Exercise directions: Records follow. Pull out every line that contains "JSON".

Supplied data:
━━━━━━━━

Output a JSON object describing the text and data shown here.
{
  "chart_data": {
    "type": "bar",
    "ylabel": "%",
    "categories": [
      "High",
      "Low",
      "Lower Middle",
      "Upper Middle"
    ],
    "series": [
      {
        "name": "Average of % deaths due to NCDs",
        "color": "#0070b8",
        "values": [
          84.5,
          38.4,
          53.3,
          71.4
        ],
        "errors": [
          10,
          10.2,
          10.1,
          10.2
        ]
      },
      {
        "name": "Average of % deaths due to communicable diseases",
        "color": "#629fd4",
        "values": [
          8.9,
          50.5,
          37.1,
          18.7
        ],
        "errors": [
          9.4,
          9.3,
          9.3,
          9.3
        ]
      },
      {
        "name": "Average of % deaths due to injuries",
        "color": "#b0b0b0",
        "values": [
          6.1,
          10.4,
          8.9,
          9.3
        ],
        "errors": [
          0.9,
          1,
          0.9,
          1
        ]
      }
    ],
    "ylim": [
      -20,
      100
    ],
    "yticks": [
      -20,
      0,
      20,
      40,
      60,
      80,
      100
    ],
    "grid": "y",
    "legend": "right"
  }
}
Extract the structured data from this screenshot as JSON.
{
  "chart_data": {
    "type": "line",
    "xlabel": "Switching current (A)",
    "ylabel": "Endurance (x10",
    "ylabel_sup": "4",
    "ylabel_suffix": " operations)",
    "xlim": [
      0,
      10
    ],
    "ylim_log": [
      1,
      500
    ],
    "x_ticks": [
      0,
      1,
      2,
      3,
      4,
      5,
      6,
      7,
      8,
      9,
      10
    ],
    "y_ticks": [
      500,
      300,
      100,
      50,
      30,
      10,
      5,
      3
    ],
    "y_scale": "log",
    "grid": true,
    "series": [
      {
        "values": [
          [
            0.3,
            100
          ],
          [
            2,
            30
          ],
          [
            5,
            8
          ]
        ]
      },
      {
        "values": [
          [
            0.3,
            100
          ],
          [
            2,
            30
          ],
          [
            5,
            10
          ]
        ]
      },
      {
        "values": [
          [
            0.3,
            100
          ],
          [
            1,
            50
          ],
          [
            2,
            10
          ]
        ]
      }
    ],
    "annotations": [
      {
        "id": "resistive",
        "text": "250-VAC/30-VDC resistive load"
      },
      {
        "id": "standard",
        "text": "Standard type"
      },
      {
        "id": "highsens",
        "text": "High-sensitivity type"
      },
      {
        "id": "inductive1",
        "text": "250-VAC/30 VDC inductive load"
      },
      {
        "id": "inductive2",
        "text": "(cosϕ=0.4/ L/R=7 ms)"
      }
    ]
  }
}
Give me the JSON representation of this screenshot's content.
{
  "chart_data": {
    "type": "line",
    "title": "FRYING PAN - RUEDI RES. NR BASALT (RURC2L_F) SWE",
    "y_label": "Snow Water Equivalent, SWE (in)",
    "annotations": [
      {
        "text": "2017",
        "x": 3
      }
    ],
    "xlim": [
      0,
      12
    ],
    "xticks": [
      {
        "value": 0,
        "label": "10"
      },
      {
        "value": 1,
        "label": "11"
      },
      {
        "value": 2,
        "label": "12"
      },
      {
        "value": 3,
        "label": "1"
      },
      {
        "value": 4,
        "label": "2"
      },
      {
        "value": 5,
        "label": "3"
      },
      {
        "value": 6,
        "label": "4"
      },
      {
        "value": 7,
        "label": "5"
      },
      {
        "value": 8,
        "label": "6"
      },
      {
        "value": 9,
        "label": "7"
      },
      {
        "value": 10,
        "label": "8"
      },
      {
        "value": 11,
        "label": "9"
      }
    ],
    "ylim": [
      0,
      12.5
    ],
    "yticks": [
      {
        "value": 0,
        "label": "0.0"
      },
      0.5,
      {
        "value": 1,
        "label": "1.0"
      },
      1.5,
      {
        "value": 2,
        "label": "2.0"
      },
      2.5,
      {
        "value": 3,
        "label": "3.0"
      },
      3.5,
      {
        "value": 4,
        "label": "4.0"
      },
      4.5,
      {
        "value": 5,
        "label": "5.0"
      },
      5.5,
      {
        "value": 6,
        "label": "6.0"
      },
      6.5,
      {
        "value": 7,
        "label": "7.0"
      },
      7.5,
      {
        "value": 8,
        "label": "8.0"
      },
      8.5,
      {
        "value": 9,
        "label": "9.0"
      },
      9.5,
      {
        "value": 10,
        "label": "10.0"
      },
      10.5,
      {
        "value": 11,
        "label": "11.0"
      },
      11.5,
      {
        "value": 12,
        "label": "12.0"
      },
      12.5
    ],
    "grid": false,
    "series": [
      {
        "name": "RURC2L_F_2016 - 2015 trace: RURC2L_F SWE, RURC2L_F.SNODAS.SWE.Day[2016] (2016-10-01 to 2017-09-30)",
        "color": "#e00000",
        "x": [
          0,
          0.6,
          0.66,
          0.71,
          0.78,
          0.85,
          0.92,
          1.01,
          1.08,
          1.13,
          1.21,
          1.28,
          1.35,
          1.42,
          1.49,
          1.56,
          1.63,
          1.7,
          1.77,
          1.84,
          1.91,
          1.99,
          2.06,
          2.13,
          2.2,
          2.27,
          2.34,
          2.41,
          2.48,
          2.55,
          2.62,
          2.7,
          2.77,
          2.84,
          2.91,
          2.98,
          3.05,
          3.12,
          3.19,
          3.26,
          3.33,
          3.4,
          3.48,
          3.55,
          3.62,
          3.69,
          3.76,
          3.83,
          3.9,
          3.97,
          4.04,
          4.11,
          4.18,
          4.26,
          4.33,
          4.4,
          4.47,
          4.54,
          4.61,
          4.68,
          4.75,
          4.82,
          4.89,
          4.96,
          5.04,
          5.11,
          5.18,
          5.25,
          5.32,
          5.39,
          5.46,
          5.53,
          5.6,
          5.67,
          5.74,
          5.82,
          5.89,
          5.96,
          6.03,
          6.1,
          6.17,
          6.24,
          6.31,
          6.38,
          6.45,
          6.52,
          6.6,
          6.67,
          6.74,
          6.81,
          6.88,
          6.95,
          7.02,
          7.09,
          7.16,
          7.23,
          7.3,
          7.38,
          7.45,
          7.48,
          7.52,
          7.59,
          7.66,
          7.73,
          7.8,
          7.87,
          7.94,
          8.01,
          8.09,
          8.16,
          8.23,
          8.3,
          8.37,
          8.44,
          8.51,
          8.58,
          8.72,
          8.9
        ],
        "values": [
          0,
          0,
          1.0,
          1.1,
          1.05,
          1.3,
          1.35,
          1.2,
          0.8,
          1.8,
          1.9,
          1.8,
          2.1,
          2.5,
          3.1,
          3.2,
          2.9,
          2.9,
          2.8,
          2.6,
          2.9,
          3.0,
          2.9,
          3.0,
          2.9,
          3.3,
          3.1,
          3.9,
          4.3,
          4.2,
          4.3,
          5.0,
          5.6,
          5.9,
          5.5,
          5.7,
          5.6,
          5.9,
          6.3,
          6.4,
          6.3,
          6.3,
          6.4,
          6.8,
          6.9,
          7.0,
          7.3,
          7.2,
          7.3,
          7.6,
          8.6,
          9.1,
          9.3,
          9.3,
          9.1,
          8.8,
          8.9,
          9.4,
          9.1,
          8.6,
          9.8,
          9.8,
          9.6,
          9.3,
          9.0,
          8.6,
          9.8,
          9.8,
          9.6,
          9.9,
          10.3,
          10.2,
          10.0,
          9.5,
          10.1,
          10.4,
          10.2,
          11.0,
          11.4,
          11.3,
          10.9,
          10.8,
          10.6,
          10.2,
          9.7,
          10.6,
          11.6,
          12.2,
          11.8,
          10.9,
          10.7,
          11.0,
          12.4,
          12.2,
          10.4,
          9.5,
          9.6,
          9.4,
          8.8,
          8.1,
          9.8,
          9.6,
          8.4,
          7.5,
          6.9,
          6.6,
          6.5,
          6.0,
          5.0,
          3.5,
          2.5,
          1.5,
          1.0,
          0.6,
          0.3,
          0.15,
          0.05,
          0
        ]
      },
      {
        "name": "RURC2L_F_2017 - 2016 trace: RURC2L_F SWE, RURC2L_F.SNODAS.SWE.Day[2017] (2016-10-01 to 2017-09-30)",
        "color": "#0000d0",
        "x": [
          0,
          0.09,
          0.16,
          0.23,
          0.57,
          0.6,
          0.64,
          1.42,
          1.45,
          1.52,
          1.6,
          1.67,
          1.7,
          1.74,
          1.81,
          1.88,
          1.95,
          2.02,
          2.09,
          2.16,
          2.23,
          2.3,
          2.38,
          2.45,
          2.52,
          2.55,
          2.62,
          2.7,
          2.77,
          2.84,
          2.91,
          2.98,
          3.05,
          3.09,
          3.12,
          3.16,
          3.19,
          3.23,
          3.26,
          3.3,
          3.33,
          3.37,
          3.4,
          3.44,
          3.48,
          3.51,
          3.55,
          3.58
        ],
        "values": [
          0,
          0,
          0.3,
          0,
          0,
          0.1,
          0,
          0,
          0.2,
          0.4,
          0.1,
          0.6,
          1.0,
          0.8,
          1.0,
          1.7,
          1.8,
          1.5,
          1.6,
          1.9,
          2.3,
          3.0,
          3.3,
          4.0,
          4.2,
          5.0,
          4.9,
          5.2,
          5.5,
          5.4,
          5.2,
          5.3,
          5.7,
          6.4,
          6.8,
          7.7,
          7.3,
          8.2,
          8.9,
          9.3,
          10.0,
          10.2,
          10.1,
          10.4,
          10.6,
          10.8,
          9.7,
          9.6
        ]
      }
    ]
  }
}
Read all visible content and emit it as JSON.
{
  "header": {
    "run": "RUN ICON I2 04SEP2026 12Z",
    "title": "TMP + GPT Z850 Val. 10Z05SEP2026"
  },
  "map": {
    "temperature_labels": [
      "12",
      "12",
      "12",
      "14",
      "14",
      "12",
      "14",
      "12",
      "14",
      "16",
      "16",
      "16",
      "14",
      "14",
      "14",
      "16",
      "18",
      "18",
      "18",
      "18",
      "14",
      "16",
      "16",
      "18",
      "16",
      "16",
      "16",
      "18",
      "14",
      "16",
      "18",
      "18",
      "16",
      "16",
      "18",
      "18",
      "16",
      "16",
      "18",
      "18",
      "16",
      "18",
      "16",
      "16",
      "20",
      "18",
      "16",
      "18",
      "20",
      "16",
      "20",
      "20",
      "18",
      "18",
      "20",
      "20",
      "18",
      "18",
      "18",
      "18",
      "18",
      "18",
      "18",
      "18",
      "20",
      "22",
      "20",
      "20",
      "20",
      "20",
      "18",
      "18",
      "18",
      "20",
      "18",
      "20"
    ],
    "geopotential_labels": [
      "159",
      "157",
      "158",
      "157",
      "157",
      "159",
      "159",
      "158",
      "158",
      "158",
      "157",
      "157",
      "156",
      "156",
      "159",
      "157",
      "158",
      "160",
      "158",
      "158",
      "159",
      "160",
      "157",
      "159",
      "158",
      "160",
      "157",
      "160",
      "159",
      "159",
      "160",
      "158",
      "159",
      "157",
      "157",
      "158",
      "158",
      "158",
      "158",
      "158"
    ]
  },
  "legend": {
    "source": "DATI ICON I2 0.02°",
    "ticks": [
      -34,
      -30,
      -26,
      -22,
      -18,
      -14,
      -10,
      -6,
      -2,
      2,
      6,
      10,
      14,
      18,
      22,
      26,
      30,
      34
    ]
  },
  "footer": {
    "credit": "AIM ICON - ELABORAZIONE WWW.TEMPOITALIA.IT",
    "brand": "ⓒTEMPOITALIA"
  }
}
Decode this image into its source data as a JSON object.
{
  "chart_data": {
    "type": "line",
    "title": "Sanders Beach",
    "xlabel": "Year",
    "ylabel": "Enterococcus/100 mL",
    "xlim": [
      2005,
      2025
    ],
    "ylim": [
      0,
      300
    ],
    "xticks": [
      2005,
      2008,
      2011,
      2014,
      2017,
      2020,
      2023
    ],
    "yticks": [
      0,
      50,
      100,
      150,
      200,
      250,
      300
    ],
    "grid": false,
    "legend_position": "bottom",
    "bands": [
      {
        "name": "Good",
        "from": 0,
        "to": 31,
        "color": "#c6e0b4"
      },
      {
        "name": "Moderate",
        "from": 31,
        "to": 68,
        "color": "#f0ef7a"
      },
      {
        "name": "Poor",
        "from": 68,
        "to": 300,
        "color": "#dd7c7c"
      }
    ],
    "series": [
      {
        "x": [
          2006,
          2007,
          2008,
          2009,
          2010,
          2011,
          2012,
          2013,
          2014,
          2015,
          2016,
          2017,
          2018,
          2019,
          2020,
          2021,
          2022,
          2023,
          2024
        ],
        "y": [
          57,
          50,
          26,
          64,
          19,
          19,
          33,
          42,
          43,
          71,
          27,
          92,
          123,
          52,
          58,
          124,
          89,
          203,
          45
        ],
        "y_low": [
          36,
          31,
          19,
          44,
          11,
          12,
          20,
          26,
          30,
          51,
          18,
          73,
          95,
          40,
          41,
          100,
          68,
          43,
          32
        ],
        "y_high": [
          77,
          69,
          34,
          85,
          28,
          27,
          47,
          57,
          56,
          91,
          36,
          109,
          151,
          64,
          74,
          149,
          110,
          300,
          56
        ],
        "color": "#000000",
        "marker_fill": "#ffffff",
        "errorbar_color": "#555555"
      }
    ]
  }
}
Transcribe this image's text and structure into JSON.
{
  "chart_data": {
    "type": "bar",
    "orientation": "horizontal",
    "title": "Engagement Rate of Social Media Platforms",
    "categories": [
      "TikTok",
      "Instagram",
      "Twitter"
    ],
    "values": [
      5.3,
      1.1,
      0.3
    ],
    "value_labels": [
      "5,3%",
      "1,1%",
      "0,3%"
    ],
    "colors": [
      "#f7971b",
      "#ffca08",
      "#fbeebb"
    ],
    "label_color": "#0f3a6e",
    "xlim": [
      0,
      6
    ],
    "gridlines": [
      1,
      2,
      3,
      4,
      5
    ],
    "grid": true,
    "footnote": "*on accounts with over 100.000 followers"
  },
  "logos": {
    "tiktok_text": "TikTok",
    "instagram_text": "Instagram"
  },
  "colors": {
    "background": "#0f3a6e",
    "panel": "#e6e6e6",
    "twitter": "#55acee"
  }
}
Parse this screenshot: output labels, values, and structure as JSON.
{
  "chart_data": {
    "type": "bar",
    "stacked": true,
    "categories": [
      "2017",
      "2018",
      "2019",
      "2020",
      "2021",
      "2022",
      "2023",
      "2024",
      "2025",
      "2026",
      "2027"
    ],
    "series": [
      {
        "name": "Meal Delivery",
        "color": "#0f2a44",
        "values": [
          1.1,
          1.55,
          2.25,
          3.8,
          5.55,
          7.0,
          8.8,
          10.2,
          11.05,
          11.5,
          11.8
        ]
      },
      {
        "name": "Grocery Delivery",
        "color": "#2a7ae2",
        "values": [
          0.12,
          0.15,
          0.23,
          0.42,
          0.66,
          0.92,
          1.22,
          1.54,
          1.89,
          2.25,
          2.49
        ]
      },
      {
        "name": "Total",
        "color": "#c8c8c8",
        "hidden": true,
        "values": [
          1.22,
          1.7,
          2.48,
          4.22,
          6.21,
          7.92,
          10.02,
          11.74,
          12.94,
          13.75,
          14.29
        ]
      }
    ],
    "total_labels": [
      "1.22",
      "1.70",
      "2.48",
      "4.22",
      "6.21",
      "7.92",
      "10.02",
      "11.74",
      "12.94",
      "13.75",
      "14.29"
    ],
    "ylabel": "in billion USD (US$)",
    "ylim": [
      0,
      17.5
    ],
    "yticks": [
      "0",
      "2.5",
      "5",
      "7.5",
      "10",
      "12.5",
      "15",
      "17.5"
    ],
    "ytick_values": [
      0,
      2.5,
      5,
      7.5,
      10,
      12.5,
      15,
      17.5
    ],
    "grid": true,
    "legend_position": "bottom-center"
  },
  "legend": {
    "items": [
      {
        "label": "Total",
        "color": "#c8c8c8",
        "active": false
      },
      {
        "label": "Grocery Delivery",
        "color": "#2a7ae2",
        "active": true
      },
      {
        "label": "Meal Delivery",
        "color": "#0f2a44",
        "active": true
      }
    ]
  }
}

━━━━━━━━

Output for this exercise:
Output a JSON object describing the text and data shown here.
Extract the structured data from this screenshot as JSON.
Give me the JSON representation of this screenshot's content.
Read all visible content and emit it as JSON.
Decode this image into its source data as a JSON object.
Transcribe this image's text and structure into JSON.
Parse this screenshot: output labels, values, and structure as JSON.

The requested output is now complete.